WORK TO BE COMPLETED:
Turn the listing below into a numbered list with one line per item, and drop the blank lines.

ITEMS:

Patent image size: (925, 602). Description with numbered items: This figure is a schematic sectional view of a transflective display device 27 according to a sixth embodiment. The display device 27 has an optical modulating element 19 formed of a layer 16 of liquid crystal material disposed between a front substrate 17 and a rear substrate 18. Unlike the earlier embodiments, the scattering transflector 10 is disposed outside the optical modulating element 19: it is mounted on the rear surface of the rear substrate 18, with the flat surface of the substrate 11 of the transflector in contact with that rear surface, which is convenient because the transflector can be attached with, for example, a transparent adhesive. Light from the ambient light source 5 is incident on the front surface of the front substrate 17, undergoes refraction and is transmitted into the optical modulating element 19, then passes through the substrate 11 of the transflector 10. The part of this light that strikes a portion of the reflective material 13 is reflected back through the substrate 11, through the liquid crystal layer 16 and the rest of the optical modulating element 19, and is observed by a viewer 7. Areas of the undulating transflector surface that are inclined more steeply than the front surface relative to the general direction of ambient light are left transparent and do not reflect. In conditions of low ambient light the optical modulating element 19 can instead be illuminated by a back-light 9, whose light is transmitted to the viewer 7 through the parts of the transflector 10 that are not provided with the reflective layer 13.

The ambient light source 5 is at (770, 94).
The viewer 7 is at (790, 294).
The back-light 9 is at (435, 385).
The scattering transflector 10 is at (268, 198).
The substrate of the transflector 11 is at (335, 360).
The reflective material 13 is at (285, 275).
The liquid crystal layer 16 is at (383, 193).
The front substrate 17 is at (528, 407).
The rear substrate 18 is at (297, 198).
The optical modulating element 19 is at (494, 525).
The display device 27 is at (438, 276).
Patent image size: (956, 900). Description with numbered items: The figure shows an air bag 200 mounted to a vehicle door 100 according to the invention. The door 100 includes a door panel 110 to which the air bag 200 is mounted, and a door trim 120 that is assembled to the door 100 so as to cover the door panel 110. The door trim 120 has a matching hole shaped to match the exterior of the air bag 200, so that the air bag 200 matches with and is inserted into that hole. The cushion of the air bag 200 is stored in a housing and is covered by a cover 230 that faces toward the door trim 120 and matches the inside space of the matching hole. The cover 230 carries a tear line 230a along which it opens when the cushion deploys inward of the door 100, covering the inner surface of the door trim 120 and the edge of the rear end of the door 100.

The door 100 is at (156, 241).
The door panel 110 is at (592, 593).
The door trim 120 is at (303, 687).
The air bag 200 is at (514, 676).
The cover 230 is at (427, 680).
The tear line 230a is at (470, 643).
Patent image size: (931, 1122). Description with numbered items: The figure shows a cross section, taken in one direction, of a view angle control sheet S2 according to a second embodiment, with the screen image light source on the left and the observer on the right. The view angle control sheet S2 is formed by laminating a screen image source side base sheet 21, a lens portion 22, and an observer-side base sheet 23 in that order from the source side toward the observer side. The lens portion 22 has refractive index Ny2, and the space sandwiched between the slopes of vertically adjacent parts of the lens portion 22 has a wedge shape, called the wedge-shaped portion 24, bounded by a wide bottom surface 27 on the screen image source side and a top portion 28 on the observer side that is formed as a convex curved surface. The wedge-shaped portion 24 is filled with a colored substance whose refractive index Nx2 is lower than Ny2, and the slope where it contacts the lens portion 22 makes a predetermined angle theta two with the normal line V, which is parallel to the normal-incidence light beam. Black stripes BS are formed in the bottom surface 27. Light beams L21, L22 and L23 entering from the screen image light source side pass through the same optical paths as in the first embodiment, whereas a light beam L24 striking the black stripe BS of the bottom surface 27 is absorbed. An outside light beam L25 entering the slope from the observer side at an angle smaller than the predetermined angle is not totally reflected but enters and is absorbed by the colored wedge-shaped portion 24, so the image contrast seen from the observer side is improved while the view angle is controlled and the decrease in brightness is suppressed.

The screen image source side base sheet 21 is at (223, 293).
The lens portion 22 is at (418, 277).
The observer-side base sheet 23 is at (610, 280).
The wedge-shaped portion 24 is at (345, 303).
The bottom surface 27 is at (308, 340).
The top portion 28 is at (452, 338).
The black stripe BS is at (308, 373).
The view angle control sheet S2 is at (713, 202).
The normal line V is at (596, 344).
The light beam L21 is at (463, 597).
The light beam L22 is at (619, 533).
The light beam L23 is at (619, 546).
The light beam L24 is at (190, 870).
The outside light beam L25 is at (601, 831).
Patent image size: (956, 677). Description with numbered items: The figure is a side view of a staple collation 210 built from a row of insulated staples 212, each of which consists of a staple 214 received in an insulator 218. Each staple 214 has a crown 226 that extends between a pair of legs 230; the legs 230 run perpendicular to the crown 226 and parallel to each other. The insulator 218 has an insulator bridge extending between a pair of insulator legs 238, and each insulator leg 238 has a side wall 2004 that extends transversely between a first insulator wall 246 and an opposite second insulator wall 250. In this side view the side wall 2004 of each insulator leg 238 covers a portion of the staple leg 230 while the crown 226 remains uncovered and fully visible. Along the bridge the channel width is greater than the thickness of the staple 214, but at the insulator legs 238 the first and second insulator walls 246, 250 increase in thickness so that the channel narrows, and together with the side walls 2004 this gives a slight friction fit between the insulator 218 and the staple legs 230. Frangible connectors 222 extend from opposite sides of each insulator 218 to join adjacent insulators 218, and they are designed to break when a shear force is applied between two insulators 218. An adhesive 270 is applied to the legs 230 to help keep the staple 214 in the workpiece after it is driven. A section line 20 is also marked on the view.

FULL SOLUTION:
1. Patent image size: (925, 602). Description with numbered items: This figure is a schematic sectional view of a transflective display device 27 according to a sixth embodiment. The display device 27 has an optical modulating element 19 formed of a layer 16 of liquid crystal material disposed between a front substrate 17 and a rear substrate 18. Unlike the earlier embodiments, the scattering transflector 10 is disposed outside the optical modulating element 19: it is mounted on the rear surface of the rear substrate 18, with the flat surface of the substrate 11 of the transflector in contact with that rear surface, which is convenient because the transflector can be attached with, for example, a transparent adhesive. Light from the ambient light source 5 is incident on the front surface of the front substrate 17, undergoes refraction and is transmitted into the optical modulating element 19, then passes through the substrate 11 of the transflector 10. The part of this light that strikes a portion of the reflective material 13 is reflected back through the substrate 11, through the liquid crystal layer 16 and the rest of the optical modulating element 19, and is observed by a viewer 7. Areas of the undulating transflector surface that are inclined more steeply than the front surface relative to the general direction of ambient light are left transparent and do not reflect. In conditions of low ambient light the optical modulating element 19 can instead be illuminated by a back-light 9, whose light is transmitted to the viewer 7 through the parts of the transflector 10 that are not provided with the reflective layer 13.
2. The ambient light source 5 is at (770, 94).
3. The viewer 7 is at (790, 294).
4. The back-light 9 is at (435, 385).
5. The scattering transflector 10 is at (268, 198).
6. The substrate of the transflector 11 is at (335, 360).
7. The reflective material 13 is at (285, 275).
8. The liquid crystal layer 16 is at (383, 193).
9. The front substrate 17 is at (528, 407).
10. The rear substrate 18 is at (297, 198).
11. The optical modulating element 19 is at (494, 525).
12. The display device 27 is at (438, 276).
13. Patent image size: (956, 900). Description with numbered items: The figure shows an air bag 200 mounted to a vehicle door 100 according to the invention. The door 100 includes a door panel 110 to which the air bag 200 is mounted, and a door trim 120 that is assembled to the door 100 so as to cover the door panel 110. The door trim 120 has a matching hole shaped to match the exterior of the air bag 200, so that the air bag 200 matches with and is inserted into that hole. The cushion of the air bag 200 is stored in a housing and is covered by a cover 230 that faces toward the door trim 120 and matches the inside space of the matching hole. The cover 230 carries a tear line 230a along which it opens when the cushion deploys inward of the door 100, covering the inner surface of the door trim 120 and the edge of the rear end of the door 100.
14. The door 100 is at (156, 241).
15. The door panel 110 is at (592, 593).
16. The door trim 120 is at (303, 687).
17. The air bag 200 is at (514, 676).
18. The cover 230 is at (427, 680).
19. The tear line 230a is at (470, 643).
20. Patent image size: (931, 1122). Description with numbered items: The figure shows a cross section, taken in one direction, of a view angle control sheet S2 according to a second embodiment, with the screen image light source on the left and the observer on the right. The view angle control sheet S2 is formed by laminating a screen image source side base sheet 21, a lens portion 22, and an observer-side base sheet 23 in that order from the source side toward the observer side. The lens portion 22 has refractive index Ny2, and the space sandwiched between the slopes of vertically adjacent parts of the lens portion 22 has a wedge shape, called the wedge-shaped portion 24, bounded by a wide bottom surface 27 on the screen image source side and a top portion 28 on the observer side that is formed as a convex curved surface. The wedge-shaped portion 24 is filled with a colored substance whose refractive index Nx2 is lower than Ny2, and the slope where it contacts the lens portion 22 makes a predetermined angle theta two with the normal line V, which is parallel to the normal-incidence light beam. Black stripes BS are formed in the bottom surface 27. Light beams L21, L22 and L23 entering from the screen image light source side pass through the same optical paths as in the first embodiment, whereas a light beam L24 striking the black stripe BS of the bottom surface 27 is absorbed. An outside light beam L25 entering the slope from the observer side at an angle smaller than the predetermined angle is not totally reflected but enters and is absorbed by the colored wedge-shaped portion 24, so the image contrast seen from the observer side is improved while the view angle is controlled and the decrease in brightness is suppressed.
21. The screen image source side base sheet 21 is at (223, 293).
22. The lens portion 22 is at (418, 277).
23. The observer-side base sheet 23 is at (610, 280).
24. The wedge-shaped portion 24 is at (345, 303).
25. The bottom surface 27 is at (308, 340).
26. The top portion 28 is at (452, 338).
27. The black stripe BS is at (308, 373).
28. The view angle control sheet S2 is at (713, 202).
29. The normal line V is at (596, 344).
30. The light beam L21 is at (463, 597).
31. The light beam L22 is at (619, 533).
32. The light beam L23 is at (619, 546).
33. The light beam L24 is at (190, 870).
34. The outside light beam L25 is at (601, 831).
35. Patent image size: (956, 677). Description with numbered items: The figure is a side view of a staple collation 210 built from a row of insulated staples 212, each of which consists of a staple 214 received in an insulator 218. Each staple 214 has a crown 226 that extends between a pair of legs 230; the legs 230 run perpendicular to the crown 226 and parallel to each other. The insulator 218 has an insulator bridge extending between a pair of insulator legs 238, and each insulator leg 238 has a side wall 2004 that extends transversely between a first insulator wall 246 and an opposite second insulator wall 250. In this side view the side wall 2004 of each insulator leg 238 covers a portion of the staple leg 230 while the crown 226 remains uncovered and fully visible. Along the bridge the channel width is greater than the thickness of the staple 214, but at the insulator legs 238 the first and second insulator walls 246, 250 increase in thickness so that the channel narrows, and together with the side walls 2004 this gives a slight friction fit between the insulator 218 and the staple legs 230. Frangible connectors 222 extend from opposite sides of each insulator 218 to join adjacent insulators 218, and they are designed to break when a shear force is applied between two insulators 218. An adhesive 270 is applied to the legs 230 to help keep the staple 214 in the workpiece after it is driven. A section line 20 is also marked on the view.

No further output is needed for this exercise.